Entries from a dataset
-----

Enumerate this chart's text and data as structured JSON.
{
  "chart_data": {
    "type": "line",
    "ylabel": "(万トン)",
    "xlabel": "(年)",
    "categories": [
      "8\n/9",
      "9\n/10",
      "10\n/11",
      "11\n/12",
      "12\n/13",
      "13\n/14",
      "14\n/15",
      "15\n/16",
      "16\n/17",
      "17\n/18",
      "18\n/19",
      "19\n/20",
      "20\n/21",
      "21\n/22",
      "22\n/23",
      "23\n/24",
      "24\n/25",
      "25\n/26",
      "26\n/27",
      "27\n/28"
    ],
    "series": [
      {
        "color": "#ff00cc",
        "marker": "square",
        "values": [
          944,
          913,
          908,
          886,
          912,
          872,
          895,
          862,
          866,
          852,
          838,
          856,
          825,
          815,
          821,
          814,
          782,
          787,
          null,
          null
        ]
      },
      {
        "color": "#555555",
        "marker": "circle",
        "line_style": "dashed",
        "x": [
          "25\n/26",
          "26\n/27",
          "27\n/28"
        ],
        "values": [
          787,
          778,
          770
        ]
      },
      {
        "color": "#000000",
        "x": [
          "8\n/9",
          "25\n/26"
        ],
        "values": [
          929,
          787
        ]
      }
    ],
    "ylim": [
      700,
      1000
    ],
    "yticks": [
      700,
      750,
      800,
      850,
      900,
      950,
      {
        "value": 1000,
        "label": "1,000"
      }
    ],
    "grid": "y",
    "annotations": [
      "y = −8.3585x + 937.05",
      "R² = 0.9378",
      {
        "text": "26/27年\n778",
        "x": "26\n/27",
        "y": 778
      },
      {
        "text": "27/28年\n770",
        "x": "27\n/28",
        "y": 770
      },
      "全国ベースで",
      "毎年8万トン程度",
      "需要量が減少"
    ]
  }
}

-----

WHAT IS EXPECTED:
Return each line of the records above exactly as it reads.

SOLUTION TO THE PROBLEM:
Enumerate this chart's text and data as structured JSON.
{
  "chart_data": {
    "type": "line",
    "ylabel": "(万トン)",
    "xlabel": "(年)",
    "categories": [
      "8\n/9",
      "9\n/10",
      "10\n/11",
      "11\n/12",
      "12\n/13",
      "13\n/14",
      "14\n/15",
      "15\n/16",
      "16\n/17",
      "17\n/18",
      "18\n/19",
      "19\n/20",
      "20\n/21",
      "21\n/22",
      "22\n/23",
      "23\n/24",
      "24\n/25",
      "25\n/26",
      "26\n/27",
      "27\n/28"
    ],
    "series": [
      {
        "color": "#ff00cc",
        "marker": "square",
        "values": [
          944,
          913,
          908,
          886,
          912,
          872,
          895,
          862,
          866,
          852,
          838,
          856,
          825,
          815,
          821,
          814,
          782,
          787,
          null,
          null
        ]
      },
      {
        "color": "#555555",
        "marker": "circle",
        "line_style": "dashed",
        "x": [
          "25\n/26",
          "26\n/27",
          "27\n/28"
        ],
        "values": [
          787,
          778,
          770
        ]
      },
      {
        "color": "#000000",
        "x": [
          "8\n/9",
          "25\n/26"
        ],
        "values": [
          929,
          787
        ]
      }
    ],
    "ylim": [
      700,
      1000
    ],
    "yticks": [
      700,
      750,
      800,
      850,
      900,
      950,
      {
        "value": 1000,
        "label": "1,000"
      }
    ],
    "grid": "y",
    "annotations": [
      "y = −8.3585x + 937.05",
      "R² = 0.9378",
      {
        "text": "26/27年\n778",
        "x": "26\n/27",
        "y": 778
      },
      {
        "text": "27/28年\n770",
        "x": "27\n/28",
        "y": 770
      },
      "全国ベースで",
      "毎年8万トン程度",
      "需要量が減少"
    ]
  }
}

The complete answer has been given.